Work to complete:
(a) Translate this sentence from the article on Windows XP into Spanish: "When Windows XP was released in 2001, it was considered the first stable version of Microsoft’s operating system."
(b) From the article on Windows XP, extract the stretch from "Woes Set to Worsen for Windows XP Users 1" through "to get worse.".

Passage shown:

Woes Set to Worsen for Windows XP Users

/ 4 years ago

Woes Set to Worsen for Windows XP Users

Windows XP, Microsoft’s 15-year-old operating system, fell victim to massive ransomware attack during the last week. Services across Europe were hit, including the UK’s National Health Service (NHS), which shut down hospitals and clinics around the country. The outdated XP, which Microsoft ended its support for in 2014, is still a prominent operating system across the globe. According to NetMarketShare, XP still has a 9.11% market share, which makes it the third-most-popular OS in the world.

Woes Set to Worsen for Windows XP Users 1

Microsoft issued an emergency Windows XP patch to protect against the WannaCry ransomware, but industry analysts warn that this attack is just the start. If you’re still using XP on an Internet-connected machine, the risks are about to get worse.

Vista is Partly to Blame

When Windows XP was released in 2001, it was considered the first stable version of Microsoft’s operating system. The OS became a key component of internal business IT networks and synonymous with home PCs.

“It was one of the first Microsoft operating systems people latched onto,” Peter Tsai, IT analyst at Spiceworks, told Wired.

Microsoft released a successor to XP, Windows Vista, in 2007. Microsoft expected Vista to build on the success of XP, but the software was a failure. Performance and compatibility issues meant that users became reluctant to upgrade and new users opted for the OS that worked. Businesses that did upgrade to Vista lived to regret it. Their hands burnt, many reverted back to XP and stuck with it, some until the present day. It became cheaper and less, in theory, to stick with the system that worked. Vista’s broken legacy is still in effect.

“A lot of smaller companies subscribe to the theory, probably wrongly now, that if it’s not broken then don’t fix it,” Tsai explained. “Especially companies that aren’t prioritising IT.”

What Can XP Users Expect Next?

The WannaCry ransomware was born out of the NSA hacking tools leaked by the Shadow Brokers last year. WannaCry is just the first. Expect more, and expect them soon. Microsoft has patched one vulnerability, but there are countless more ripe for exploitation. If the Redmond company responds to them all, it could find itself in a desperate game of Whac-a-Mole. Just because Microsoft patched XP this time, though, doesn’t mean it will again.

“It can give users a false sense of security and does not motivate them to upgrade to systems whose security architecture is superior and can be improved on,” Jérôme Segura, lead malware intelligence analyst at Malwarebytes, warned.

Even WannaCry itself is evolving:

If you can, ditch Windows XP now. Just over that hill, there’s a storm brewing.

Dataset entries
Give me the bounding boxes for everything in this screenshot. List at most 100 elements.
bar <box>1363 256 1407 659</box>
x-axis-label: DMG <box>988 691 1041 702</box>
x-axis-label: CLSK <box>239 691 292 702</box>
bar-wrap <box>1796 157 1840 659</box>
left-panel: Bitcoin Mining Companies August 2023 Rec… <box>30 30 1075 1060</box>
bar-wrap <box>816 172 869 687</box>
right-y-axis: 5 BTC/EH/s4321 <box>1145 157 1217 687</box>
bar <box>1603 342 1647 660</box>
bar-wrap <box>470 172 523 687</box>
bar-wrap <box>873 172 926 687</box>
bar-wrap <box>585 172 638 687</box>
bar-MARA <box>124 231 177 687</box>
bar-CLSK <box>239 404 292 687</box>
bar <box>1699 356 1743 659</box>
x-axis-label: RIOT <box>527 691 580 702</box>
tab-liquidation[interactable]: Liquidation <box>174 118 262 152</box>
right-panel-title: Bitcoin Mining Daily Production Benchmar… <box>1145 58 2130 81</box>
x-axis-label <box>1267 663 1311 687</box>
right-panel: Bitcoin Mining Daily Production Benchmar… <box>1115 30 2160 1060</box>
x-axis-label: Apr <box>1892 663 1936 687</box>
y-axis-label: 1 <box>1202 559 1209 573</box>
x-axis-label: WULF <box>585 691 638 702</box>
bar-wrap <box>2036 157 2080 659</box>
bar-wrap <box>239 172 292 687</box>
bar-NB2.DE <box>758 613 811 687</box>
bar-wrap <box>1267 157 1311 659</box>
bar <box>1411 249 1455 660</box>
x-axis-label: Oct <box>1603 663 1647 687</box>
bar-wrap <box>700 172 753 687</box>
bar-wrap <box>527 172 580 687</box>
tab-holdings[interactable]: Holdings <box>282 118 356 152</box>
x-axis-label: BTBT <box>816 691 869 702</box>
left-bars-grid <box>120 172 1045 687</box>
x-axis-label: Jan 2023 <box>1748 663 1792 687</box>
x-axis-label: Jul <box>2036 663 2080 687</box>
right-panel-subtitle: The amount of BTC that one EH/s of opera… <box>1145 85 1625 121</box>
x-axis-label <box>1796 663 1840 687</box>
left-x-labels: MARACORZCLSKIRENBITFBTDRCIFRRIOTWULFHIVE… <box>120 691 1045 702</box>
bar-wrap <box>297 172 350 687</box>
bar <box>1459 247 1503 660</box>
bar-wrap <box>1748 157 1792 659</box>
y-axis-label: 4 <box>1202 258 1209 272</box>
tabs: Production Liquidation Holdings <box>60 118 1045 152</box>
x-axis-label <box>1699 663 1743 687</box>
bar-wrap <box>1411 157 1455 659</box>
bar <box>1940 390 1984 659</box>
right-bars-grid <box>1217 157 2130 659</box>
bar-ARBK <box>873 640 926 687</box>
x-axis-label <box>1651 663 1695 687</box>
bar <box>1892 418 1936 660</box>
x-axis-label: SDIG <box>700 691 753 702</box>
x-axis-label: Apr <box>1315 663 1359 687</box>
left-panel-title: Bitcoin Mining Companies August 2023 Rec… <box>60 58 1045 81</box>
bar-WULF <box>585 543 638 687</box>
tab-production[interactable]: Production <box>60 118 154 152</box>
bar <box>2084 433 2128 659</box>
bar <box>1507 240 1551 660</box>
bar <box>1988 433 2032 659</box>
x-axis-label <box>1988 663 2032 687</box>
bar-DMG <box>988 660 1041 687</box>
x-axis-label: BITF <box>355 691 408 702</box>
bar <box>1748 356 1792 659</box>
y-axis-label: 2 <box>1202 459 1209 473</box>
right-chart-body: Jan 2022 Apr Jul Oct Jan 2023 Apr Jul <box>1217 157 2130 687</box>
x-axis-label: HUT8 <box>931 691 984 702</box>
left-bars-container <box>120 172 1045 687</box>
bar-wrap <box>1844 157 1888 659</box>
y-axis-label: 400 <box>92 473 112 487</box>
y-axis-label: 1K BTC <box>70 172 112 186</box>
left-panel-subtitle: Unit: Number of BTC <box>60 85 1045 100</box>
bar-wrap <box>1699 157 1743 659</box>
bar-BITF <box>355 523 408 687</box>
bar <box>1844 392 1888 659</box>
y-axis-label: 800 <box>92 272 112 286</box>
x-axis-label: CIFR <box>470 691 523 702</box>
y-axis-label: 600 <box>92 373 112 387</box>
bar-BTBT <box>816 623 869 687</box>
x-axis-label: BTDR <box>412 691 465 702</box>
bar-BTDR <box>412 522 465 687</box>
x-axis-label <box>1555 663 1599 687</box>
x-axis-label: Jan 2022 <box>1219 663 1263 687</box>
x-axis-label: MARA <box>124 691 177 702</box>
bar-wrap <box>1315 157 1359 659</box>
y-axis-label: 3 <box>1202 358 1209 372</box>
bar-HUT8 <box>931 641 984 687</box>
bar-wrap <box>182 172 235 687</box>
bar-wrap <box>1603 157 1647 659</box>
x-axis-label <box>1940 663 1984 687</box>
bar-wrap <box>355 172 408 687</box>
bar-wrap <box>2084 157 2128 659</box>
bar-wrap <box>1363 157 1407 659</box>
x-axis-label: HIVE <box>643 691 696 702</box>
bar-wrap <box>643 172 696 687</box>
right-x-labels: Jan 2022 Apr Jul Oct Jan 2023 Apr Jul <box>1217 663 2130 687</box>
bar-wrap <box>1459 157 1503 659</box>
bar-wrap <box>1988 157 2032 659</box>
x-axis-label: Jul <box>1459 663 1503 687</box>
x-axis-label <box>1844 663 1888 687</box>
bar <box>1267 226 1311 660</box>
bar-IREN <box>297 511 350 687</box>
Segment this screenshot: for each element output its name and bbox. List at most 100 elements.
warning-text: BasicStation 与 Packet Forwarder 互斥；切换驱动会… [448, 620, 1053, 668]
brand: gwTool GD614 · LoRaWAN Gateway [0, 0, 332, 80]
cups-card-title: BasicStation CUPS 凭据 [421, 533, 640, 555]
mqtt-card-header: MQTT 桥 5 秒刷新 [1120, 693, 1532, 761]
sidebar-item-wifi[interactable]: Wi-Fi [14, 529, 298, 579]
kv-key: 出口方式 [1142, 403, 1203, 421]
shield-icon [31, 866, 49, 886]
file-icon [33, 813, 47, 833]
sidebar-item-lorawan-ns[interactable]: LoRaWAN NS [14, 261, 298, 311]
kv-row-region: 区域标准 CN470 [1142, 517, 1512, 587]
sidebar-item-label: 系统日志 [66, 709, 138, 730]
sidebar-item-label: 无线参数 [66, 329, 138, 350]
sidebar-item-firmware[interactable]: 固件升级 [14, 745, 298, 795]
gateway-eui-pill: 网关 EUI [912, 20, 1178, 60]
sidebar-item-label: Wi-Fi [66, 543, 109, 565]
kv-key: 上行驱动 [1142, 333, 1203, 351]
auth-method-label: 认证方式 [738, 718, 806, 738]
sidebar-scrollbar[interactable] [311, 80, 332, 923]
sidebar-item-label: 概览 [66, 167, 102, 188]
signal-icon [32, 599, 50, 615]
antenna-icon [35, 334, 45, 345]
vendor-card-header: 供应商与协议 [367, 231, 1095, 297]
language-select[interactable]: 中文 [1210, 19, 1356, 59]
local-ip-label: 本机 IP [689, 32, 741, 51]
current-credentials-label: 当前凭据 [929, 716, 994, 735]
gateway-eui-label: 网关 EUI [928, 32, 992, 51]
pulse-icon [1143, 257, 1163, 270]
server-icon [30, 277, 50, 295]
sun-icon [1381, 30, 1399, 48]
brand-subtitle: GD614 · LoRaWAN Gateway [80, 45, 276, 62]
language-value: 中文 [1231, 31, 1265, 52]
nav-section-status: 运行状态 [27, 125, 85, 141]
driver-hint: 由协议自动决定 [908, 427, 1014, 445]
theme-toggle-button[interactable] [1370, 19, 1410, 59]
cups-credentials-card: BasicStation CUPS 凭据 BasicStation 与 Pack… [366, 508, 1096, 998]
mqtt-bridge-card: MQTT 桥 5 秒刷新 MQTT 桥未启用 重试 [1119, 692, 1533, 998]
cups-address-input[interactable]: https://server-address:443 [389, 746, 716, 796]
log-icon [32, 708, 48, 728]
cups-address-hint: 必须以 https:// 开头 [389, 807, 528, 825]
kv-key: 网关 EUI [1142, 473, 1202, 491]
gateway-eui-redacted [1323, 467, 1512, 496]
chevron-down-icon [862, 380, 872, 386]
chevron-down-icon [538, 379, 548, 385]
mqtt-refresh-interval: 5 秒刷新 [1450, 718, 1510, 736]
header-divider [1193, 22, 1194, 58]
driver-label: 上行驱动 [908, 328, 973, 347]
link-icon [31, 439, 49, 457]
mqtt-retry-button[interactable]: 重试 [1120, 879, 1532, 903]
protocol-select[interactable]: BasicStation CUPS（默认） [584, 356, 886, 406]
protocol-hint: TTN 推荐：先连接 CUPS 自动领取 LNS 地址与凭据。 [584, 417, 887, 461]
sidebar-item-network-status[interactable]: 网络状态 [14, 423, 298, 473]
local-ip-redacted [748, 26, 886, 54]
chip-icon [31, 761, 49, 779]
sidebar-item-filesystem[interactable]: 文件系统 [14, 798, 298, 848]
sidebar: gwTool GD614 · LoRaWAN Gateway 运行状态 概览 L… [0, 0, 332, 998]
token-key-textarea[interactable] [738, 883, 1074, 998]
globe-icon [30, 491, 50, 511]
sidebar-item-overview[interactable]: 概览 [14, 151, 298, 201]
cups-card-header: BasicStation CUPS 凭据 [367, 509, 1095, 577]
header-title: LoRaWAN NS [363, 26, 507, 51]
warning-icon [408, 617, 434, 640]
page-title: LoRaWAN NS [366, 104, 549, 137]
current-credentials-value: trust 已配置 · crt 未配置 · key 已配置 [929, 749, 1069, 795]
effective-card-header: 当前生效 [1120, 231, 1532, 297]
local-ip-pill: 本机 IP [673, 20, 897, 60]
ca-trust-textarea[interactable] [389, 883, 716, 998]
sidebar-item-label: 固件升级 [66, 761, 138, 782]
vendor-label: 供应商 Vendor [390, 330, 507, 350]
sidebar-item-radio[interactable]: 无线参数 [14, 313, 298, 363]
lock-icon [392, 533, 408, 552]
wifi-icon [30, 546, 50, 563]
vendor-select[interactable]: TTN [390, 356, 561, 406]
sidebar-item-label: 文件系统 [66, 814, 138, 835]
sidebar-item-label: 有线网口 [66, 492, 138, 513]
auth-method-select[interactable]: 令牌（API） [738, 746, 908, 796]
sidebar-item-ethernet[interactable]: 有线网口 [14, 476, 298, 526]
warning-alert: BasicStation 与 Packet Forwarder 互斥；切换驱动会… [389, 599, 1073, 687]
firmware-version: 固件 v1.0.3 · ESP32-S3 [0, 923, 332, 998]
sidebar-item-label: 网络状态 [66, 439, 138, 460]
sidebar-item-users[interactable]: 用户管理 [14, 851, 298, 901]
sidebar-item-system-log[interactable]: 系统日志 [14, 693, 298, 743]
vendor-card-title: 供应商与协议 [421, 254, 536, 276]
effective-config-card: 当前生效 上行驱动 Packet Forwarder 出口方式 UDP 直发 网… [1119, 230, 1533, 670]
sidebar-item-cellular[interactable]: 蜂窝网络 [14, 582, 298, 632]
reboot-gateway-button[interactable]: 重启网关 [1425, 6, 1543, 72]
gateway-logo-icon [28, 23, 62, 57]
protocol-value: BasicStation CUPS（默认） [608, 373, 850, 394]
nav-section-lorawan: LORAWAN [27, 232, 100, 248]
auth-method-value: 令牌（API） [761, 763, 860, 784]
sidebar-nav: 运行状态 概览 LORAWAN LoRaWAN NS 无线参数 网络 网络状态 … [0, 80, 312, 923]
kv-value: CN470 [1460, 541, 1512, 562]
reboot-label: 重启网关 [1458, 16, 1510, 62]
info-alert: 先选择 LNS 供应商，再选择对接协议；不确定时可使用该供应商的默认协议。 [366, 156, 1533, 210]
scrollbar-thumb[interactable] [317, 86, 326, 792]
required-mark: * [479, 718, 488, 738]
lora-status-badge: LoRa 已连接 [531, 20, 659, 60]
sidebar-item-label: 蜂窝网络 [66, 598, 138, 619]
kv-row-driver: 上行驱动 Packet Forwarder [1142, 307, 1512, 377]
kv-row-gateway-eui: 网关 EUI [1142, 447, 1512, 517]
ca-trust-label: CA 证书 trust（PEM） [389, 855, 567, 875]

Written answers:
(a) Cuando se lanzó Windows XP en 2001, se consideró la primera versión estable del sistema operativo de Microsoft.

(b)
Woes Set to Worsen for Windows XP Users 1

Microsoft issued an emergency Windows XP patch to protect against the WannaCry ransomware, but industry analysts warn that this attack is just the start. If you’re still using XP on an Internet-connected machine, the risks are about to get worse.